* TASK INSTRUCTIONS *
Make an exact copy of the records, dropping all pictures.

##### SUPPLIED DATA

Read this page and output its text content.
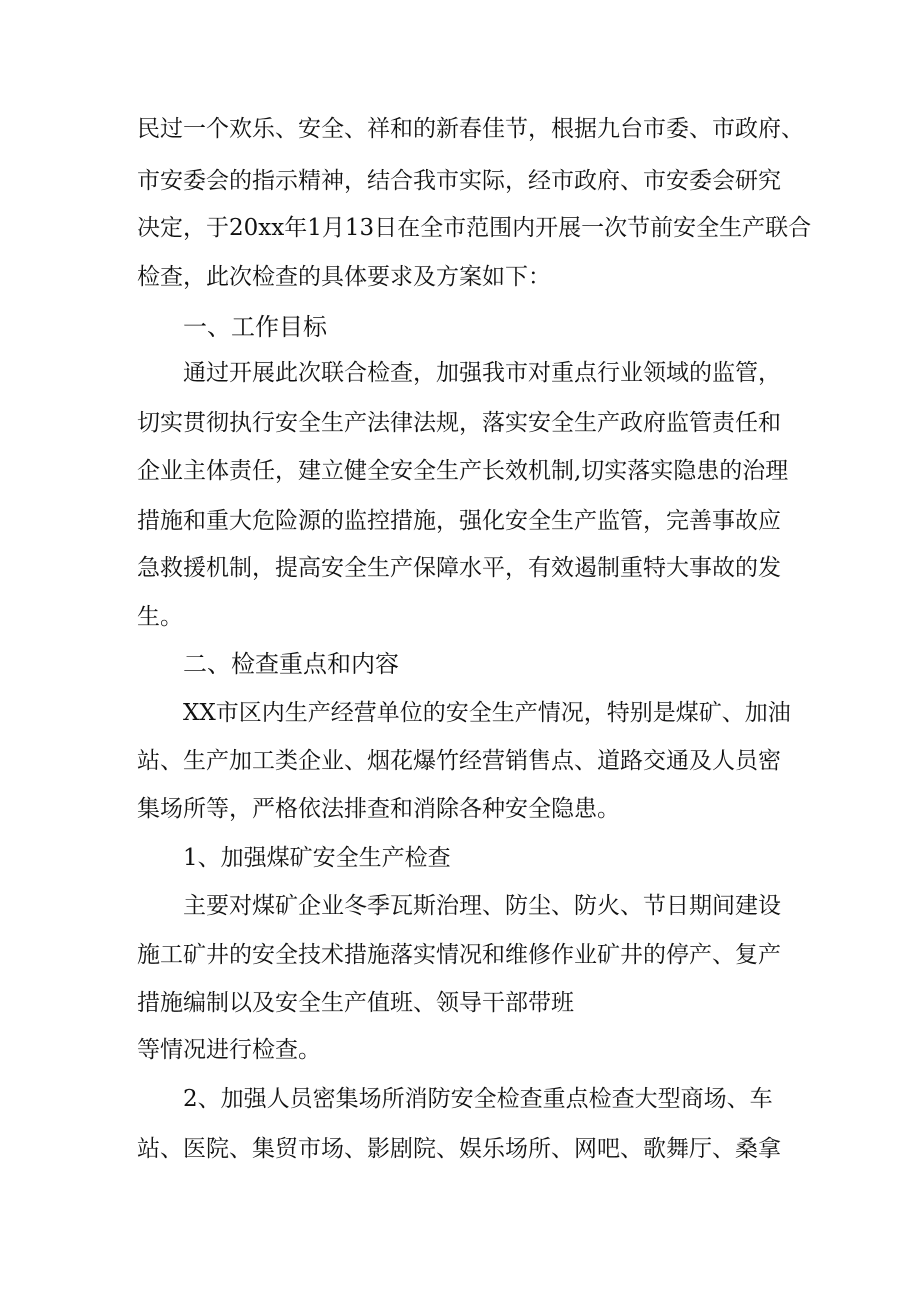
民过一个欢乐、安全、祥和的新春佳节，根据九台市委、市政府、
市安委会的指示精神，结合我市实际，经市政府、市安委会研究
决定，于20xx年1月13日在全市范围内开展一次节前安全生产联合
检查，此次检查的具体要求及方案如下：
一、工作目标
通过开展此次联合检查，加强我市对重点行业领域的监管，
切实贯彻执行安全生产法律法规，落实安全生产政府监管责任和
企业主体责任，建立健全安全生产长效机制,切实落实隐患的治理
措施和重大危险源的监控措施，强化安全生产监管，完善事故应
急救援机制，提高安全生产保障水平，有效遏制重特大事故的发
生。
二、检查重点和内容
XX市区内生产经营单位的安全生产情况，特别是煤矿、加油
站、生产加工类企业、烟花爆竹经营销售点、道路交通及人员密
集场所等，严格依法排查和消除各种安全隐患。
1、加强煤矿安全生产检查
主要对煤矿企业冬季瓦斯治理、防尘、防火、节日期间建设
施工矿井的安全技术措施落实情况和维修作业矿井的停产、复产
措施编制以及安全生产值班、领导干部带班
等情况进行检查。
2、加强人员密集场所消防安全检查重点检查大型商场、车
站、医院、集贸市场、影剧院、娱乐场所、网吧、歌舞厅、桑拿
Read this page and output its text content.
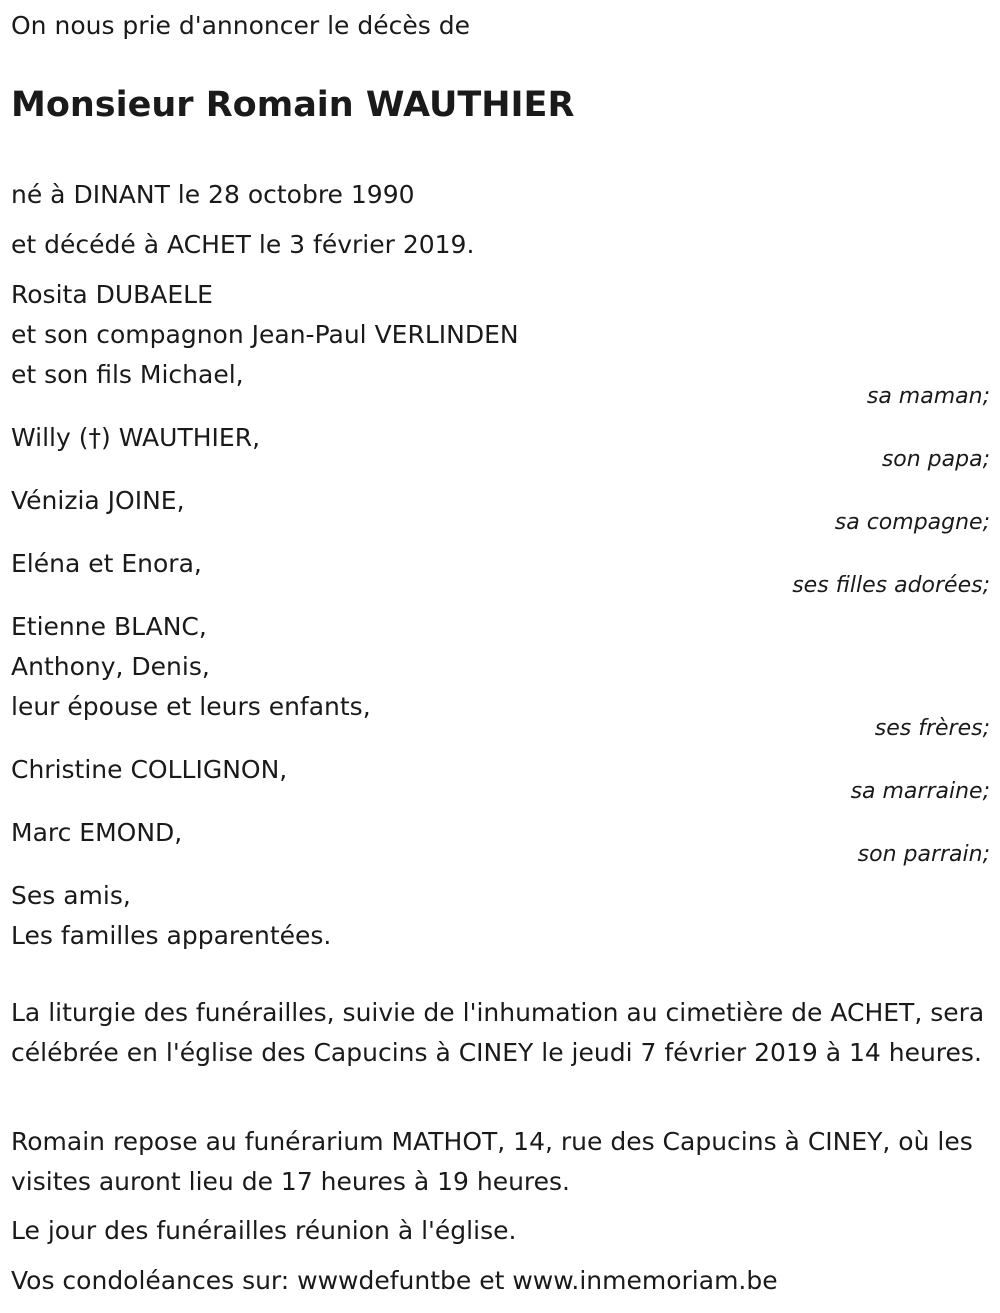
On nous prie d'annoncer le décès de
Monsieur Romain WAUTHIER
né à DINANT le 28 octobre 1990
et décédé à ACHET le 3 février 2019.
Rosita DUBAELE
et son compagnon Jean-Paul VERLINDEN
et son fils Michael,
sa maman;
Willy (†) WAUTHIER,
son papa;
Vénizia JOINE,
sa compagne;
Eléna et Enora,
ses filles adorées;
Etienne BLANC,
Anthony, Denis,
leur épouse et leurs enfants,
ses frères;
Christine COLLIGNON,
sa marraine;
Marc EMOND,
son parrain;
Ses amis,
Les familles apparentées.
La liturgie des funérailles, suivie de l'inhumation au cimetière de ACHET, sera célébrée en l'église des Capucins à CINEY le jeudi 7 février 2019 à 14 heures.
Romain repose au funérarium MATHOT, 14, rue des Capucins à CINEY, où les visites auront lieu de 17 heures à 19 heures.
Le jour des funérailles réunion à l'église.
Vos condoléances sur: wwwdefuntbe et www.inmemoriam.be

##########

* ANSWER *
Read this page and output its text content.
民过一个欢乐、安全、祥和的新春佳节，根据九台市委、市政府、
市安委会的指示精神，结合我市实际，经市政府、市安委会研究
决定，于20xx年1月13日在全市范围内开展一次节前安全生产联合
检查，此次检查的具体要求及方案如下：
一、工作目标
通过开展此次联合检查，加强我市对重点行业领域的监管，
切实贯彻执行安全生产法律法规，落实安全生产政府监管责任和
企业主体责任，建立健全安全生产长效机制,切实落实隐患的治理
措施和重大危险源的监控措施，强化安全生产监管，完善事故应
急救援机制，提高安全生产保障水平，有效遏制重特大事故的发
生。
二、检查重点和内容
XX市区内生产经营单位的安全生产情况，特别是煤矿、加油
站、生产加工类企业、烟花爆竹经营销售点、道路交通及人员密
集场所等，严格依法排查和消除各种安全隐患。
1、加强煤矿安全生产检查
主要对煤矿企业冬季瓦斯治理、防尘、防火、节日期间建设
施工矿井的安全技术措施落实情况和维修作业矿井的停产、复产
措施编制以及安全生产值班、领导干部带班
等情况进行检查。
2、加强人员密集场所消防安全检查重点检查大型商场、车
站、医院、集贸市场、影剧院、娱乐场所、网吧、歌舞厅、桑拿
Read this page and output its text content.
On nous prie d'annoncer le décès de
Monsieur Romain WAUTHIER
né à DINANT le 28 octobre 1990
et décédé à ACHET le 3 février 2019.
Rosita DUBAELE
et son compagnon Jean-Paul VERLINDEN
et son fils Michael,
sa maman;
Willy (†) WAUTHIER,
son papa;
Vénizia JOINE,
sa compagne;
Eléna et Enora,
ses filles adorées;
Etienne BLANC,
Anthony, Denis,
leur épouse et leurs enfants,
ses frères;
Christine COLLIGNON,
sa marraine;
Marc EMOND,
son parrain;
Ses amis,
Les familles apparentées.
La liturgie des funérailles, suivie de l'inhumation au cimetière de ACHET, sera célébrée en l'église des Capucins à CINEY le jeudi 7 février 2019 à 14 heures.
Romain repose au funérarium MATHOT, 14, rue des Capucins à CINEY, où les visites auront lieu de 17 heures à 19 heures.
Le jour des funérailles réunion à l'église.
Vos condoléances sur: wwwdefuntbe et www.inmemoriam.be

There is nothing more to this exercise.